▶ CHALLENGE:
Your task is to copy each line that has the word "simulate".

▶ DATA LINES:

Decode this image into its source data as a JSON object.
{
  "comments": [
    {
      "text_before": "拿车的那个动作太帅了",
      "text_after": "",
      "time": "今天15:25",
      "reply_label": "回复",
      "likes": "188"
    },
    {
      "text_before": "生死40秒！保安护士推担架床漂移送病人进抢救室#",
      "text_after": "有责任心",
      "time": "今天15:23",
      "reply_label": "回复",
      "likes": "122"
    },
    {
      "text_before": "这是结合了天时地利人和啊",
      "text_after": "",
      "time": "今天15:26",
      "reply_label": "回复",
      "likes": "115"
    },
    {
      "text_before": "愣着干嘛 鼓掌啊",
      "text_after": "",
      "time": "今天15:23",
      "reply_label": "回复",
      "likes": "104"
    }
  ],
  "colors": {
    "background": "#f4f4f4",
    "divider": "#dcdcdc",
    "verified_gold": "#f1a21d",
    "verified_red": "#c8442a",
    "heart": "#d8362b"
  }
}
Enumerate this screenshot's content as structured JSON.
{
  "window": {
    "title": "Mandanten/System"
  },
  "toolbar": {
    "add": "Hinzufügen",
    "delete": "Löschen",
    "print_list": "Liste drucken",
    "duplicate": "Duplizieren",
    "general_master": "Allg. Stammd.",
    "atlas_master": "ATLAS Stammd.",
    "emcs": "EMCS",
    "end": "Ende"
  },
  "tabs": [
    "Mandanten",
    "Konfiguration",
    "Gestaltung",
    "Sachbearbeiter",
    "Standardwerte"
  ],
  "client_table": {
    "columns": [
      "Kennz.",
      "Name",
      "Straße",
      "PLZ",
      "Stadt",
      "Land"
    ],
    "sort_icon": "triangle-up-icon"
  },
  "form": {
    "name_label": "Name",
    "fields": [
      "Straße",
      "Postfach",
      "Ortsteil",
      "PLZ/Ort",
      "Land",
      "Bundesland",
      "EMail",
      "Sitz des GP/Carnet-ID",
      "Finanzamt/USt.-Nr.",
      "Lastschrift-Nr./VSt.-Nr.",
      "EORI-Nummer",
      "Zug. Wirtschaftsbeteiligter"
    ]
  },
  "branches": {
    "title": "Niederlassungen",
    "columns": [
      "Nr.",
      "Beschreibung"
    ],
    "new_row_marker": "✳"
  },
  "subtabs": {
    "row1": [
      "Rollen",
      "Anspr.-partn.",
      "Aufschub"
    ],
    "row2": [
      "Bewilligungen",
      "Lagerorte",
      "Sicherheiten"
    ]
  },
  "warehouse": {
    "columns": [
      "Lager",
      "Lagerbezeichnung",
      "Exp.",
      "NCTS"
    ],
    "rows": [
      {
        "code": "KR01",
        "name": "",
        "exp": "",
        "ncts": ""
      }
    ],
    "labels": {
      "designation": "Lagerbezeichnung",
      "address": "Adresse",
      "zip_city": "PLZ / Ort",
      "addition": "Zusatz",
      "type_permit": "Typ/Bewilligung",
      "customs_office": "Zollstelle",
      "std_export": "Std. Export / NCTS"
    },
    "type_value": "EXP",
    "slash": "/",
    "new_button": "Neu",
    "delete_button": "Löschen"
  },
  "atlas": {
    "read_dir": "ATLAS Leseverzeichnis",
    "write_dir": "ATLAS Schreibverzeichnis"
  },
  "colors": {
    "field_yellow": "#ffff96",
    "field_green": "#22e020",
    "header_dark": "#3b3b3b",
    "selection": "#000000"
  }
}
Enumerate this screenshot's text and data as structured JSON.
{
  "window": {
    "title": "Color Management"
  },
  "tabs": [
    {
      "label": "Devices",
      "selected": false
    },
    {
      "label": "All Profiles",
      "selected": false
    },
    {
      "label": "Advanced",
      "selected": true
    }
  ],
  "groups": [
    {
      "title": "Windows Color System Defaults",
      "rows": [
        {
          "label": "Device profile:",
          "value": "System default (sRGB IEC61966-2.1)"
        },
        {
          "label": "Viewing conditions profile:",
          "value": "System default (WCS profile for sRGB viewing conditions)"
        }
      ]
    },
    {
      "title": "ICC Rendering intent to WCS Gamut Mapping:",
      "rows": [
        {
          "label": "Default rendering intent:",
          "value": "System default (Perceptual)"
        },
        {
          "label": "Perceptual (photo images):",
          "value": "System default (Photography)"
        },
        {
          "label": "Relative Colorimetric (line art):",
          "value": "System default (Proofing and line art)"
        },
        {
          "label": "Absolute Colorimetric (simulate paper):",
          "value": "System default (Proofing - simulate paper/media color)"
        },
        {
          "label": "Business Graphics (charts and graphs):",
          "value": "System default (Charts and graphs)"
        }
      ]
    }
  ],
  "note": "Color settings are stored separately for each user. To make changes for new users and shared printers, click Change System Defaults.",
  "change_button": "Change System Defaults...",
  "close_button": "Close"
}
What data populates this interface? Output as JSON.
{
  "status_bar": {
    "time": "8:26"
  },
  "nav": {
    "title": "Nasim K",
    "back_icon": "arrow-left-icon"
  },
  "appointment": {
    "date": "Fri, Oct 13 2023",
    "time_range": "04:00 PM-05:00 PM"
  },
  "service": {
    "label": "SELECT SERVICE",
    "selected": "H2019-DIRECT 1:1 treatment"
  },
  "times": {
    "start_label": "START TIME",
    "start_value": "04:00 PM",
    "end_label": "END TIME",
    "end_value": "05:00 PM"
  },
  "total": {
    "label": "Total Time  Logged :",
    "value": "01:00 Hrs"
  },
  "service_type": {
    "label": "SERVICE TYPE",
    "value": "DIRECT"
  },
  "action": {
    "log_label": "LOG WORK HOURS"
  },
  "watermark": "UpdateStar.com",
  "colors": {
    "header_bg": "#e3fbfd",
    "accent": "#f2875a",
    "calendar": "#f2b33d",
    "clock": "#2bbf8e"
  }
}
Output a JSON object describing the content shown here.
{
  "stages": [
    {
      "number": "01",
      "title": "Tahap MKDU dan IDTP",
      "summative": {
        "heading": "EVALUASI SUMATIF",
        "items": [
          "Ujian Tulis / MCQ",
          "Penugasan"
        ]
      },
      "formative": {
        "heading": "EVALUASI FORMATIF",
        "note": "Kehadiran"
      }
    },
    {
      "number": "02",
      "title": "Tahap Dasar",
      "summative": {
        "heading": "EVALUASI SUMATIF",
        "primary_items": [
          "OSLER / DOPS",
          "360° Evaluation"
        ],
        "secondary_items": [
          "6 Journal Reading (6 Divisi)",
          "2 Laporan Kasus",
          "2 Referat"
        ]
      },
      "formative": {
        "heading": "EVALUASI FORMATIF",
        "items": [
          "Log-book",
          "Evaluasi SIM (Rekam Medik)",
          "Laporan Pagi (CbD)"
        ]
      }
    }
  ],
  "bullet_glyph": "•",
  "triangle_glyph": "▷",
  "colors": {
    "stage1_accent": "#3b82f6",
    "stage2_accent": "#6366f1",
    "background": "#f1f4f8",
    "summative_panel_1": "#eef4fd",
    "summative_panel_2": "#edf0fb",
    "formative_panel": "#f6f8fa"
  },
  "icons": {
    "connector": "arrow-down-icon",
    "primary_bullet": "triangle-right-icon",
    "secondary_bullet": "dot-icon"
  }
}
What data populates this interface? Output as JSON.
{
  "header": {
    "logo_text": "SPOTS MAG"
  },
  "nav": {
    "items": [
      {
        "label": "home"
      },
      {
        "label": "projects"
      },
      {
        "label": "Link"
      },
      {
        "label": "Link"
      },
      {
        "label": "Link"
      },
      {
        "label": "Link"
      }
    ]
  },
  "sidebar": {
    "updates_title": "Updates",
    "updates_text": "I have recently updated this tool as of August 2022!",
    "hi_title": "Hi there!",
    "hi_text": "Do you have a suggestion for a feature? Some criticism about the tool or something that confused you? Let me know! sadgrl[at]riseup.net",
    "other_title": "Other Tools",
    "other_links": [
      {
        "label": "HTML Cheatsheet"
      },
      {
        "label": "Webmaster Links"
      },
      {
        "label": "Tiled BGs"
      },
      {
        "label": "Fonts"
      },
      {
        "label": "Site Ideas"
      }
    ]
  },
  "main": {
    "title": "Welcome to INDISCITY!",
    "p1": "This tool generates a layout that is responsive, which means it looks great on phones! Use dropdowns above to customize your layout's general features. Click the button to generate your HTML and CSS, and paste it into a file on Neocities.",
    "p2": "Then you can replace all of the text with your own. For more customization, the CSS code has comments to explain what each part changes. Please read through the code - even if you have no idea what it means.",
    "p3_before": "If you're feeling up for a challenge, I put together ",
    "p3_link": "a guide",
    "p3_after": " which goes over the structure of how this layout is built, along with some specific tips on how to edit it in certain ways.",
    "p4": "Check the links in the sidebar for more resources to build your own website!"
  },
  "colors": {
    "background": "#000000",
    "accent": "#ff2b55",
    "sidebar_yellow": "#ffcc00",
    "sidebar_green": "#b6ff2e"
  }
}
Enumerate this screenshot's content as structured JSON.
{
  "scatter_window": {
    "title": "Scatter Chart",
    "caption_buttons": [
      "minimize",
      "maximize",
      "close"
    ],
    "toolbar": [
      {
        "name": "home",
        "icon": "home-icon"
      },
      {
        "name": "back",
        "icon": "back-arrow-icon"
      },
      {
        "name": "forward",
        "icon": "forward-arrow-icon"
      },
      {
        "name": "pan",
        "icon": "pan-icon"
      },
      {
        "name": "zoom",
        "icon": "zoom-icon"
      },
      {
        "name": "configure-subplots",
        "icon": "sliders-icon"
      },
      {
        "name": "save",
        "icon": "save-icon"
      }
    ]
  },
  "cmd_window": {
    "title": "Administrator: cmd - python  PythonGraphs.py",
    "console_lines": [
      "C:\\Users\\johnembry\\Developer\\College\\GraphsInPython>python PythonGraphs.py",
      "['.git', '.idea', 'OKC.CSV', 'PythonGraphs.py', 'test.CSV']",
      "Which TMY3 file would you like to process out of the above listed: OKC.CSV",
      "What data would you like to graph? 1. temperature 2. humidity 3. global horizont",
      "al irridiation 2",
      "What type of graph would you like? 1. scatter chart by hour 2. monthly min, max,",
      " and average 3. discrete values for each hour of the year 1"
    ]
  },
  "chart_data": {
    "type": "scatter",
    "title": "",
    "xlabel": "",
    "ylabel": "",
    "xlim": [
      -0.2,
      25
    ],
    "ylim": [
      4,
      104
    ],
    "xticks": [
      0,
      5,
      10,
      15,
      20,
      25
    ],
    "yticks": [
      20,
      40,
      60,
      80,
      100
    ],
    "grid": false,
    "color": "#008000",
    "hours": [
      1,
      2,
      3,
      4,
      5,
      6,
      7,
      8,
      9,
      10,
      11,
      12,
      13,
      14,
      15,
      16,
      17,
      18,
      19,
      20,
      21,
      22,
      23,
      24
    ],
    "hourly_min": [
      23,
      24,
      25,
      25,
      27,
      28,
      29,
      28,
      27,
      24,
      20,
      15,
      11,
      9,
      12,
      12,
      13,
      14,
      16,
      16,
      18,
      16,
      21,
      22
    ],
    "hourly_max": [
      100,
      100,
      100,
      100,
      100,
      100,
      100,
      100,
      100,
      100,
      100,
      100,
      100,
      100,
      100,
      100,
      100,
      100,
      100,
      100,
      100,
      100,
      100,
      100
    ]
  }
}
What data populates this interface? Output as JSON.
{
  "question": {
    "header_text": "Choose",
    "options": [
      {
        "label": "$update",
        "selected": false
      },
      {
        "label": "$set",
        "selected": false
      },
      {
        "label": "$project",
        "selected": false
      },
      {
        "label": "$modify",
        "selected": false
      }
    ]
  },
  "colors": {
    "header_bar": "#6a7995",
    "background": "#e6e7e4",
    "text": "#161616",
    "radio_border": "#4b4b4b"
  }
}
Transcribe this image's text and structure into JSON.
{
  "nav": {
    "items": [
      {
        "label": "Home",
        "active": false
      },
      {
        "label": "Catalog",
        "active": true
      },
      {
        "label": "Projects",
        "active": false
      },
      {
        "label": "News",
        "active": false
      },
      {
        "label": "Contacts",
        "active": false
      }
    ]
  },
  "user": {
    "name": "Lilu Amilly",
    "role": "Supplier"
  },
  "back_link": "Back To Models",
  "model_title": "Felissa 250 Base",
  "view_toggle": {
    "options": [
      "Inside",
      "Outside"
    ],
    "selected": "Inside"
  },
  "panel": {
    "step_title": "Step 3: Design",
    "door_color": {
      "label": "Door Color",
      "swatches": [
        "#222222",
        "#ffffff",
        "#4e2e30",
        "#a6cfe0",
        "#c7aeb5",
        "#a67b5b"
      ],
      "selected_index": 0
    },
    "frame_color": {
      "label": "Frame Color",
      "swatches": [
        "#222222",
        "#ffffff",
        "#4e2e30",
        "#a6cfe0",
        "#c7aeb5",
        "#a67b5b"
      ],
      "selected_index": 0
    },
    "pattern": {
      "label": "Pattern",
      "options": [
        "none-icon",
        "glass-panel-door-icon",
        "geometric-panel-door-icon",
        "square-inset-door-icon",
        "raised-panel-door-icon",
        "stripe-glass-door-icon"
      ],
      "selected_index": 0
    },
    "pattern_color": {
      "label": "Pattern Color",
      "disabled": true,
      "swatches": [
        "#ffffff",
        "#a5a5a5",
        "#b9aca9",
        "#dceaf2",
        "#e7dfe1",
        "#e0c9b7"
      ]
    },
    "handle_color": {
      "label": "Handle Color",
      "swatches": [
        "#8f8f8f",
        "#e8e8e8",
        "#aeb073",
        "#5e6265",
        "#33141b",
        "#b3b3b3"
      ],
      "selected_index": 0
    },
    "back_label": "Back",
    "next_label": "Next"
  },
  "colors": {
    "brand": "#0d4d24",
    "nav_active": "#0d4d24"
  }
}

▶ ANSWER TO THIS EXERCISE:
          "label": "Absolute Colorimetric (simulate paper):",
          "value": "System default (Proofing - simulate paper/media color)"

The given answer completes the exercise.